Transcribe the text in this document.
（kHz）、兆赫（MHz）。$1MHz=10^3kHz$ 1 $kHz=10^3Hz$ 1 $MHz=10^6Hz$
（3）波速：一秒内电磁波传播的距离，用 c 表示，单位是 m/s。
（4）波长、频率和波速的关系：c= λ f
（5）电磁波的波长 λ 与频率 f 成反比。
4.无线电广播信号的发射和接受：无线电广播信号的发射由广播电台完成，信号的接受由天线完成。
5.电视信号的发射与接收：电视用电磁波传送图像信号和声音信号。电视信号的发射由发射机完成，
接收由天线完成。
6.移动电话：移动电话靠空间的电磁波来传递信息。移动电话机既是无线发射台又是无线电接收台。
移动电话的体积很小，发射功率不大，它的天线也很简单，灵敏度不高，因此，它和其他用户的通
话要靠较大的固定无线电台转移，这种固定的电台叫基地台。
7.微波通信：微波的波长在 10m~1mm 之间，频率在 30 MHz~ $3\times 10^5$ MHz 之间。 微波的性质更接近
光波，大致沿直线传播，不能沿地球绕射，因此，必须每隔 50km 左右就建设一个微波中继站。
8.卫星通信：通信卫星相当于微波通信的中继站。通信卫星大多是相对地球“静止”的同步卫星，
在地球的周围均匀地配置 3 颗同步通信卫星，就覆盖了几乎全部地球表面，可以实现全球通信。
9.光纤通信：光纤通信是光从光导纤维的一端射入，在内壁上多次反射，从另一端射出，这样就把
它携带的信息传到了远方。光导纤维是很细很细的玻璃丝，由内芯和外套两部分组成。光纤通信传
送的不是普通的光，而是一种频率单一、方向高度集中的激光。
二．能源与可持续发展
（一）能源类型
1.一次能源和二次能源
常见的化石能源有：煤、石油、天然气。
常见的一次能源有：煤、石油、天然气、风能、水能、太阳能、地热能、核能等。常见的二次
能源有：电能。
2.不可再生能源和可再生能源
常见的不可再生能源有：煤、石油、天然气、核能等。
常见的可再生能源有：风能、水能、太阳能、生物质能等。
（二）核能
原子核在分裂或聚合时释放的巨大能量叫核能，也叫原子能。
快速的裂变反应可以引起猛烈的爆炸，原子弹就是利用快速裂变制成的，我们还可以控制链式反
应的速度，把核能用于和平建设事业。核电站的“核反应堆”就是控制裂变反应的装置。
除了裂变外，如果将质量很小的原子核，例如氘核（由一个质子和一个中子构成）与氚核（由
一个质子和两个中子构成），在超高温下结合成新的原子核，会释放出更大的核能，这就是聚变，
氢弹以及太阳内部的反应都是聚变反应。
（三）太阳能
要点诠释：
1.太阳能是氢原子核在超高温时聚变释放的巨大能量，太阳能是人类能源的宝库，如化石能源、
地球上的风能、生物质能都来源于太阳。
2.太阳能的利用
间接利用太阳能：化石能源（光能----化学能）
----------------------------------------
## WRITTEN INSTRUCTION:
Each record should come back exactly as written.

## REPLY:
Transcribe the text in this document.
（kHz）、兆赫（MHz）。$1MHz=10^3kHz$ 1 $kHz=10^3Hz$ 1 $MHz=10^6Hz$
（3）波速：一秒内电磁波传播的距离，用 c 表示，单位是 m/s。
（4）波长、频率和波速的关系：c= λ f
（5）电磁波的波长 λ 与频率 f 成反比。
4.无线电广播信号的发射和接受：无线电广播信号的发射由广播电台完成，信号的接受由天线完成。
5.电视信号的发射与接收：电视用电磁波传送图像信号和声音信号。电视信号的发射由发射机完成，
接收由天线完成。
6.移动电话：移动电话靠空间的电磁波来传递信息。移动电话机既是无线发射台又是无线电接收台。
移动电话的体积很小，发射功率不大，它的天线也很简单，灵敏度不高，因此，它和其他用户的通
话要靠较大的固定无线电台转移，这种固定的电台叫基地台。
7.微波通信：微波的波长在 10m~1mm 之间，频率在 30 MHz~ $3\times 10^5$ MHz 之间。 微波的性质更接近
光波，大致沿直线传播，不能沿地球绕射，因此，必须每隔 50km 左右就建设一个微波中继站。
8.卫星通信：通信卫星相当于微波通信的中继站。通信卫星大多是相对地球“静止”的同步卫星，
在地球的周围均匀地配置 3 颗同步通信卫星，就覆盖了几乎全部地球表面，可以实现全球通信。
9.光纤通信：光纤通信是光从光导纤维的一端射入，在内壁上多次反射，从另一端射出，这样就把
它携带的信息传到了远方。光导纤维是很细很细的玻璃丝，由内芯和外套两部分组成。光纤通信传
送的不是普通的光，而是一种频率单一、方向高度集中的激光。
二．能源与可持续发展
（一）能源类型
1.一次能源和二次能源
常见的化石能源有：煤、石油、天然气。
常见的一次能源有：煤、石油、天然气、风能、水能、太阳能、地热能、核能等。常见的二次
能源有：电能。
2.不可再生能源和可再生能源
常见的不可再生能源有：煤、石油、天然气、核能等。
常见的可再生能源有：风能、水能、太阳能、生物质能等。
（二）核能
原子核在分裂或聚合时释放的巨大能量叫核能，也叫原子能。
快速的裂变反应可以引起猛烈的爆炸，原子弹就是利用快速裂变制成的，我们还可以控制链式反
应的速度，把核能用于和平建设事业。核电站的“核反应堆”就是控制裂变反应的装置。
除了裂变外，如果将质量很小的原子核，例如氘核（由一个质子和一个中子构成）与氚核（由
一个质子和两个中子构成），在超高温下结合成新的原子核，会释放出更大的核能，这就是聚变，
氢弹以及太阳内部的反应都是聚变反应。
（三）太阳能
要点诠释：
1.太阳能是氢原子核在超高温时聚变释放的巨大能量，太阳能是人类能源的宝库，如化石能源、
地球上的风能、生物质能都来源于太阳。
2.太阳能的利用
间接利用太阳能：化石能源（光能----化学能）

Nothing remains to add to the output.